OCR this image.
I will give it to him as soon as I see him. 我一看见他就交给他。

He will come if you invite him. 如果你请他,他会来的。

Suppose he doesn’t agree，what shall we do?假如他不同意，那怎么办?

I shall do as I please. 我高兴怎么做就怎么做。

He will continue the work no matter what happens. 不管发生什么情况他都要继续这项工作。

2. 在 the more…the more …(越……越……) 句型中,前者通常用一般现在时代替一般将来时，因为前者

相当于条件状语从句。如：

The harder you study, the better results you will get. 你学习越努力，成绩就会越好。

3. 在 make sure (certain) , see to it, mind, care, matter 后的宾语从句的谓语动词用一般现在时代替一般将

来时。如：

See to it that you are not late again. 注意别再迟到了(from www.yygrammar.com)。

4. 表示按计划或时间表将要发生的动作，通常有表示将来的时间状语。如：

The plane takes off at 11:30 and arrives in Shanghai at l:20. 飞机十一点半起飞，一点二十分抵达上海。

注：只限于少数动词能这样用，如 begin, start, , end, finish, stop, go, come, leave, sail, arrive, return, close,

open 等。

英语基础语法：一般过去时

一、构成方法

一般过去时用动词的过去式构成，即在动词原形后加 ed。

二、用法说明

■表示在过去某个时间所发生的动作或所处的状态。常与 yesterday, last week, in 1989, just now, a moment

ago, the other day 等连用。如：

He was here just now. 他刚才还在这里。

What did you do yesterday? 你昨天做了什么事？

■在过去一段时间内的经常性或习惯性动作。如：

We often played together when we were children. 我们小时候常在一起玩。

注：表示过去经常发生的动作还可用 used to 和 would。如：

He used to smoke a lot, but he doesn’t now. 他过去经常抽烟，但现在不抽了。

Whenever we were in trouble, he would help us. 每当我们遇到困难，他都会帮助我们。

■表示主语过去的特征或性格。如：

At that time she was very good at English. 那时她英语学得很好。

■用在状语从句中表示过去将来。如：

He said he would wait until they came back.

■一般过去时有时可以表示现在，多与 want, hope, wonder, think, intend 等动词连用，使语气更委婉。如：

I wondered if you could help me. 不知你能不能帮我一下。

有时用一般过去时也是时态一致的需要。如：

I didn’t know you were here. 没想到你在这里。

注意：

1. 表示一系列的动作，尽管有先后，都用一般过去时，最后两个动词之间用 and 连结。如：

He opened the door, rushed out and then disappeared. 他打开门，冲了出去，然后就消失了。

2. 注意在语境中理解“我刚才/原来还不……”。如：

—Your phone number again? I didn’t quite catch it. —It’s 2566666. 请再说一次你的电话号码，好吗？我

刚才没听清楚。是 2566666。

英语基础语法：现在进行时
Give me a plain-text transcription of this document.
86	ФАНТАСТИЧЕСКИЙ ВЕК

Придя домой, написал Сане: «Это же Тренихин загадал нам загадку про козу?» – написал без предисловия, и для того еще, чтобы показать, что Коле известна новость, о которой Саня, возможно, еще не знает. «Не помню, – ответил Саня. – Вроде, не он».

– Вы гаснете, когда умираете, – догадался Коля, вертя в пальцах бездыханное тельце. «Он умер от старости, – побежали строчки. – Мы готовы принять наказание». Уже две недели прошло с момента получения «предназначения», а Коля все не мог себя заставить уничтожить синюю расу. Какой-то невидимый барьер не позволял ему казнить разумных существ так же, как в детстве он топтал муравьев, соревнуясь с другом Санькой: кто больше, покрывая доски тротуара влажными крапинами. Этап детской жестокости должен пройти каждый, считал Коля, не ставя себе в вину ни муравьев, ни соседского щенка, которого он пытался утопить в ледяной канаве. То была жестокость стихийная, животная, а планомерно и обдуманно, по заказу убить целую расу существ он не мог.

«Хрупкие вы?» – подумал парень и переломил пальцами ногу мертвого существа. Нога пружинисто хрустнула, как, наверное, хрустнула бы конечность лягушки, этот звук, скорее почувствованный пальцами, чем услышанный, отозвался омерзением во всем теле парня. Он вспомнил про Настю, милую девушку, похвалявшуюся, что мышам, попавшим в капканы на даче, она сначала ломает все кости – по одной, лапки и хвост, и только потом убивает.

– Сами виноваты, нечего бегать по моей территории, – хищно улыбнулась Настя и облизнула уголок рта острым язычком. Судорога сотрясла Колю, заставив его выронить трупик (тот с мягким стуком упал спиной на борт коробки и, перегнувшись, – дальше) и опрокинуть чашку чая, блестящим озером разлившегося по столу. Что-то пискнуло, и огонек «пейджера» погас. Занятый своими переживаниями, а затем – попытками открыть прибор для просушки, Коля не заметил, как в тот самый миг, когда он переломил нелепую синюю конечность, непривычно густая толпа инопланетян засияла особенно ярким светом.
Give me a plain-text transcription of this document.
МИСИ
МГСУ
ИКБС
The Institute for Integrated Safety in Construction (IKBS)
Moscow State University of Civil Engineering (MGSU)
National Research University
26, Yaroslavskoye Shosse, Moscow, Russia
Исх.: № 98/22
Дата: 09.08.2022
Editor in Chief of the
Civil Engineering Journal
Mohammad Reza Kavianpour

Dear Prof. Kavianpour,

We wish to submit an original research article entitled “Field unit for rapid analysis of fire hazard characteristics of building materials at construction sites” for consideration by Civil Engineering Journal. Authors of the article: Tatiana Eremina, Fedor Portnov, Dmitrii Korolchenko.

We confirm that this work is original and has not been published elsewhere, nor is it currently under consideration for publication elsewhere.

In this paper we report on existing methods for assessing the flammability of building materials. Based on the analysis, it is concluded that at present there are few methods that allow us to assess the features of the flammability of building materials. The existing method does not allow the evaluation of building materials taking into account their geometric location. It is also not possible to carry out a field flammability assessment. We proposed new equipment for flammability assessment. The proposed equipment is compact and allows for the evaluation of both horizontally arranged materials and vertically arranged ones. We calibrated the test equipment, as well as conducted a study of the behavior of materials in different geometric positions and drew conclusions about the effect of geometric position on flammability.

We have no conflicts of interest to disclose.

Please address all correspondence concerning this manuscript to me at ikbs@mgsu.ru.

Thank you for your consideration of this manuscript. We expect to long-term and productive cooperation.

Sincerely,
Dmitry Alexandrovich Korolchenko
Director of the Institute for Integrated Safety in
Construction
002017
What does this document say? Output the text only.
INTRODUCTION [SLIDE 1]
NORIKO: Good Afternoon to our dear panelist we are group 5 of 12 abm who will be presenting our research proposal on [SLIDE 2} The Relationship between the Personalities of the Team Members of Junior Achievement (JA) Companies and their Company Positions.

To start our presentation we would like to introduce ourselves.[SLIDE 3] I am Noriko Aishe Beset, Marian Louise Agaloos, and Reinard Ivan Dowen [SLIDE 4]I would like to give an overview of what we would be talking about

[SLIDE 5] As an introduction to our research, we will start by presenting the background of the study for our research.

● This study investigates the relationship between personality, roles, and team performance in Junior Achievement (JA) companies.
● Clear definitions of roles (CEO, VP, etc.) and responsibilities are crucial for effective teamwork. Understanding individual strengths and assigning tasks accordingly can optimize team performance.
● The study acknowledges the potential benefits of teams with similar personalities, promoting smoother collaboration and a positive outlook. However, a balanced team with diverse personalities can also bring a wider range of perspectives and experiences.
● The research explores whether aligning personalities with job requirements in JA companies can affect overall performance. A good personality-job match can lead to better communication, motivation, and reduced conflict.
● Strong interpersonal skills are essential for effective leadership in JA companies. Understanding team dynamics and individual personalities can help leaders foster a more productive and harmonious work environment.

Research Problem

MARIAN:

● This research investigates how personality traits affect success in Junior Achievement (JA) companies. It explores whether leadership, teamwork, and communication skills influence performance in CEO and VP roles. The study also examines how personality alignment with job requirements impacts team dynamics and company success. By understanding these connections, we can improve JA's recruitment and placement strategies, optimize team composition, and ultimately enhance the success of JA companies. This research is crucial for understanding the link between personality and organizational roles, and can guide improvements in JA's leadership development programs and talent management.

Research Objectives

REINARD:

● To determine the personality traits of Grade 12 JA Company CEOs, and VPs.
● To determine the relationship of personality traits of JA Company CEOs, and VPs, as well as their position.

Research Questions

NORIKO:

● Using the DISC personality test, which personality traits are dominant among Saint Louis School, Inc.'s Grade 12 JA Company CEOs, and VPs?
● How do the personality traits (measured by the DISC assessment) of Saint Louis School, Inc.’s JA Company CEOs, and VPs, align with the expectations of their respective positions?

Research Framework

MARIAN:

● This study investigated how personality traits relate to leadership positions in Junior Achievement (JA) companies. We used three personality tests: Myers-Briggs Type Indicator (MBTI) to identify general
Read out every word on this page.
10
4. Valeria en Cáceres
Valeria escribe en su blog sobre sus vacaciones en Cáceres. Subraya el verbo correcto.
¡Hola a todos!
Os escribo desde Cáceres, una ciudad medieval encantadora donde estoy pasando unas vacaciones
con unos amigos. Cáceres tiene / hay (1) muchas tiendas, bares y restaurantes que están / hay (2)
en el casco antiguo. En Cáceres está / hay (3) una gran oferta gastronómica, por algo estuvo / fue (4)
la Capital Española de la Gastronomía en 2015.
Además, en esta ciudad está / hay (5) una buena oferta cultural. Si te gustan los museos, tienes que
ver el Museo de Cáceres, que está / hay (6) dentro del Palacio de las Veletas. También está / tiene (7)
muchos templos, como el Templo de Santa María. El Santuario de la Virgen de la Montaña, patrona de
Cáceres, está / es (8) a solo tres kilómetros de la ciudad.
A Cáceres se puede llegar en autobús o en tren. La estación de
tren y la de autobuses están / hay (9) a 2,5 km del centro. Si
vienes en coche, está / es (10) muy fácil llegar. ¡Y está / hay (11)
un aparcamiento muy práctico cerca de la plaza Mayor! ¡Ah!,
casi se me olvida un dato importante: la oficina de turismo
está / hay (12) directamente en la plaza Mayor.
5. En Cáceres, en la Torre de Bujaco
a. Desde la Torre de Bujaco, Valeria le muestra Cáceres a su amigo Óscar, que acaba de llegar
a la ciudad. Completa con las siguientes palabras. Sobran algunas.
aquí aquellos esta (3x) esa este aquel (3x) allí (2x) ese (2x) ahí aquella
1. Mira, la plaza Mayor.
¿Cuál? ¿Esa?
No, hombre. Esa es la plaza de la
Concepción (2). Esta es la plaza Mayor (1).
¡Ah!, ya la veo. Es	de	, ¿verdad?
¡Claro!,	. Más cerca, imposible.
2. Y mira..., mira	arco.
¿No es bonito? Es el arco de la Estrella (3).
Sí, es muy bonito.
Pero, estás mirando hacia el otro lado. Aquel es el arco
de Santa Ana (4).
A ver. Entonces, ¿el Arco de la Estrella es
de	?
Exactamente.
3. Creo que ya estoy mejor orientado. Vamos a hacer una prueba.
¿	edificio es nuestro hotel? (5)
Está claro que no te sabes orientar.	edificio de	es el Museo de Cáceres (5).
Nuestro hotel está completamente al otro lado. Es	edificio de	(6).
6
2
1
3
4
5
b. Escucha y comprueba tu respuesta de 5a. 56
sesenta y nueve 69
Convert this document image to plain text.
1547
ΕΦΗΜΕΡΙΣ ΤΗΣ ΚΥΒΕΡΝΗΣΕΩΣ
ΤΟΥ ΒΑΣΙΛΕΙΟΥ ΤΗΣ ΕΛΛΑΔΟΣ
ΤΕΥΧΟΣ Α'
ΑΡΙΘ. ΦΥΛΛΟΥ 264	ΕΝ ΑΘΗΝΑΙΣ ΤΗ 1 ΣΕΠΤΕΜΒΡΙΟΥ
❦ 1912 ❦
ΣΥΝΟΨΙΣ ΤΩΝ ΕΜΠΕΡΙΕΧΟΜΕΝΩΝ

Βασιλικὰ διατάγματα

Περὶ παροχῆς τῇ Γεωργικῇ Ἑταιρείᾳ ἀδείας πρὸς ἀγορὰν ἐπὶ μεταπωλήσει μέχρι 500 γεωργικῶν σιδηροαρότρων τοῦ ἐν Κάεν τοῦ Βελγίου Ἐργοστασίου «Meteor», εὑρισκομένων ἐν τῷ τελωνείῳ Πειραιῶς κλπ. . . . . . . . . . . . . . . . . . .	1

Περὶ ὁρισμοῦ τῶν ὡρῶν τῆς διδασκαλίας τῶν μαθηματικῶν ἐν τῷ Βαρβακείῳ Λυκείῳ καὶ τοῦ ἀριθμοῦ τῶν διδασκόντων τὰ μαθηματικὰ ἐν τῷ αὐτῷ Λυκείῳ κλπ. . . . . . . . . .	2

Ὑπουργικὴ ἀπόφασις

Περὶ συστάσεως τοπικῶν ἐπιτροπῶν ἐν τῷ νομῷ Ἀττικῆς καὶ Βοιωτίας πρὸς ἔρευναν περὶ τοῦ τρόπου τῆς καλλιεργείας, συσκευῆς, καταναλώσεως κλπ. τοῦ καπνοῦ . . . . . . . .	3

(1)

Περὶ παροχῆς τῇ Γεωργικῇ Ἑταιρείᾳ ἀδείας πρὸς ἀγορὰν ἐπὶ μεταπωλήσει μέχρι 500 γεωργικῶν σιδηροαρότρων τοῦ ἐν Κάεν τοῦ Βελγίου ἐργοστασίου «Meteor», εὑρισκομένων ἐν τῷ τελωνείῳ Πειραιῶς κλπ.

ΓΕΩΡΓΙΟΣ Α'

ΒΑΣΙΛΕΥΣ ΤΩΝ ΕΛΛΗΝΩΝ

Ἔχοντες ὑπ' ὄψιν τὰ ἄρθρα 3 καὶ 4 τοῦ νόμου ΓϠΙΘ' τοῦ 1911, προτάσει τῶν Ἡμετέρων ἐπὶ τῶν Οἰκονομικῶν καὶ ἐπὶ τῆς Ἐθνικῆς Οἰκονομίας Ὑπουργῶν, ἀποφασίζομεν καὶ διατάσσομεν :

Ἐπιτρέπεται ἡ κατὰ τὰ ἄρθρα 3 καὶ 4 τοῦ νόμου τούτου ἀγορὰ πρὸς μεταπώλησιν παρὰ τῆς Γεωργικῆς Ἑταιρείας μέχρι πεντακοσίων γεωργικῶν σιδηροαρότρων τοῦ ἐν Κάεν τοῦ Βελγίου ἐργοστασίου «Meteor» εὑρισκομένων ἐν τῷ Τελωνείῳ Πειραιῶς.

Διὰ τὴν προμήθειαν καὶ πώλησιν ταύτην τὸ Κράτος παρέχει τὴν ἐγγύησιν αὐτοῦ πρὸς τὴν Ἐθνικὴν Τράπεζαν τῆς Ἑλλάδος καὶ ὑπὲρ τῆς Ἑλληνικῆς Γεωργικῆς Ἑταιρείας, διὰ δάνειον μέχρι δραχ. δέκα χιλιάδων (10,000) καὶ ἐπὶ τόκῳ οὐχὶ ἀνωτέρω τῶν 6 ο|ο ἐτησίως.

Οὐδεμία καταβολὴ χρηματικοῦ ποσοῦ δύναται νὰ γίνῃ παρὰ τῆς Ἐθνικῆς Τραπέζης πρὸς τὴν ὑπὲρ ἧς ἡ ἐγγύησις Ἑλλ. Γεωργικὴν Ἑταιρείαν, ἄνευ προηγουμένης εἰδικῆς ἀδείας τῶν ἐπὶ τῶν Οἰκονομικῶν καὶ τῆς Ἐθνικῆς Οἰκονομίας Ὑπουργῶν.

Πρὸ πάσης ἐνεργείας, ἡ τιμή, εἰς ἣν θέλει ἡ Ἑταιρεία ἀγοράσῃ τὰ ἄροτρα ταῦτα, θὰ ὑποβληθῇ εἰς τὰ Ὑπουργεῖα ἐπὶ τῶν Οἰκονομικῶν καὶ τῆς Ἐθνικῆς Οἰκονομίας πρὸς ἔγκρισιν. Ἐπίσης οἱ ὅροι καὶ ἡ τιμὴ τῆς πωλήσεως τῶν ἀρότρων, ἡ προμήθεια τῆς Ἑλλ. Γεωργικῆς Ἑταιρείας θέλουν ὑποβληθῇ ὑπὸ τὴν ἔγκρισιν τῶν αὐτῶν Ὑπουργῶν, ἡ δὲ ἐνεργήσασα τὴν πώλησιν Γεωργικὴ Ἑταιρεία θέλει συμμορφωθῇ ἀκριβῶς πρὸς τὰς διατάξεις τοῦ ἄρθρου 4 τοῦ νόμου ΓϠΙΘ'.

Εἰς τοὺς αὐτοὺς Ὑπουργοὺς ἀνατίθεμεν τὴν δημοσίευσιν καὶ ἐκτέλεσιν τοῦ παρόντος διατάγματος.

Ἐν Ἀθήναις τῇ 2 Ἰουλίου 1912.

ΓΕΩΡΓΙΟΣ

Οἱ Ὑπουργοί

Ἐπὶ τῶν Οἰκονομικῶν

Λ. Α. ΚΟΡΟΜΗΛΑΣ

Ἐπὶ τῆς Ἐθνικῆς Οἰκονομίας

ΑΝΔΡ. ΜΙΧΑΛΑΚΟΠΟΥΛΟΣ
------------------------------
◆ WHAT TO DO
Copy each line of the records that contains the word "Valeria".

◆ RESPONSE BELOW
4. Valeria en Cáceres
Valeria escribe en su blog sobre sus vacaciones en Cáceres. Subraya el verbo correcto.
a. Desde la Torre de Bujaco, Valeria le muestra Cáceres a su amigo Óscar, que acaba de llegar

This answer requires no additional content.